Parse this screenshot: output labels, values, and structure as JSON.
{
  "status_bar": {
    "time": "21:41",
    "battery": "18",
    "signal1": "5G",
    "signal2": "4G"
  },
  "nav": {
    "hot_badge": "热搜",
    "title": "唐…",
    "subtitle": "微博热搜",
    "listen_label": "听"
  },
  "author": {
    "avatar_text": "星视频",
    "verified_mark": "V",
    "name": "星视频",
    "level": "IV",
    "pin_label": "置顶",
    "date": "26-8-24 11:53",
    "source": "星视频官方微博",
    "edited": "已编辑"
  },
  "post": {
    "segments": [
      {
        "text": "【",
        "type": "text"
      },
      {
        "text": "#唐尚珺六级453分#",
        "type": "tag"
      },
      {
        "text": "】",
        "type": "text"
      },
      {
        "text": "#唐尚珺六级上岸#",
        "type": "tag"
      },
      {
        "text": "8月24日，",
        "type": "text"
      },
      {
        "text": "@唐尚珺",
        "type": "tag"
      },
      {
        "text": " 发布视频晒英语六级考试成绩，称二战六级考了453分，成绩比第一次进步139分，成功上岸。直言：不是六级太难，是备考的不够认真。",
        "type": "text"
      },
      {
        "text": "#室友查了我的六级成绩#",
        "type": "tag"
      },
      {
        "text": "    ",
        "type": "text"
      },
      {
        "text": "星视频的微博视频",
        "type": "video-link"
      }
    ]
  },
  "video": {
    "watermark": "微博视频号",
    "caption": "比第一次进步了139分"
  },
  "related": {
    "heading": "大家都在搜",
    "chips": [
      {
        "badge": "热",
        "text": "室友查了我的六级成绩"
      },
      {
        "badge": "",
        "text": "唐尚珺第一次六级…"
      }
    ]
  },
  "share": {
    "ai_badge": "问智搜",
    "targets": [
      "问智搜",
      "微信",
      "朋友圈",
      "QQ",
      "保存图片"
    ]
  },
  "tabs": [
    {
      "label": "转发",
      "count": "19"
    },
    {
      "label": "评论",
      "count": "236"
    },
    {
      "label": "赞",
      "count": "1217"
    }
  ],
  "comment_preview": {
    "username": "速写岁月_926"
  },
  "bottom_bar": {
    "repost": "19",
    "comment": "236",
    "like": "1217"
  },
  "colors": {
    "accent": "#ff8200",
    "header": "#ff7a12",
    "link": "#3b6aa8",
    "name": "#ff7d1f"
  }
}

◆ ◆ ◆ ◆ ◆ ◆ ◆

Send back every record, precisely as written.

Parse this screenshot: output labels, values, and structure as JSON.
{
  "status_bar": {
    "time": "21:41",
    "battery": "18",
    "signal1": "5G",
    "signal2": "4G"
  },
  "nav": {
    "hot_badge": "热搜",
    "title": "唐…",
    "subtitle": "微博热搜",
    "listen_label": "听"
  },
  "author": {
    "avatar_text": "星视频",
    "verified_mark": "V",
    "name": "星视频",
    "level": "IV",
    "pin_label": "置顶",
    "date": "26-8-24 11:53",
    "source": "星视频官方微博",
    "edited": "已编辑"
  },
  "post": {
    "segments": [
      {
        "text": "【",
        "type": "text"
      },
      {
        "text": "#唐尚珺六级453分#",
        "type": "tag"
      },
      {
        "text": "】",
        "type": "text"
      },
      {
        "text": "#唐尚珺六级上岸#",
        "type": "tag"
      },
      {
        "text": "8月24日，",
        "type": "text"
      },
      {
        "text": "@唐尚珺",
        "type": "tag"
      },
      {
        "text": " 发布视频晒英语六级考试成绩，称二战六级考了453分，成绩比第一次进步139分，成功上岸。直言：不是六级太难，是备考的不够认真。",
        "type": "text"
      },
      {
        "text": "#室友查了我的六级成绩#",
        "type": "tag"
      },
      {
        "text": "    ",
        "type": "text"
      },
      {
        "text": "星视频的微博视频",
        "type": "video-link"
      }
    ]
  },
  "video": {
    "watermark": "微博视频号",
    "caption": "比第一次进步了139分"
  },
  "related": {
    "heading": "大家都在搜",
    "chips": [
      {
        "badge": "热",
        "text": "室友查了我的六级成绩"
      },
      {
        "badge": "",
        "text": "唐尚珺第一次六级…"
      }
    ]
  },
  "share": {
    "ai_badge": "问智搜",
    "targets": [
      "问智搜",
      "微信",
      "朋友圈",
      "QQ",
      "保存图片"
    ]
  },
  "tabs": [
    {
      "label": "转发",
      "count": "19"
    },
    {
      "label": "评论",
      "count": "236"
    },
    {
      "label": "赞",
      "count": "1217"
    }
  ],
  "comment_preview": {
    "username": "速写岁月_926"
  },
  "bottom_bar": {
    "repost": "19",
    "comment": "236",
    "like": "1217"
  },
  "colors": {
    "accent": "#ff8200",
    "header": "#ff7a12",
    "link": "#3b6aa8",
    "name": "#ff7d1f"
  }
}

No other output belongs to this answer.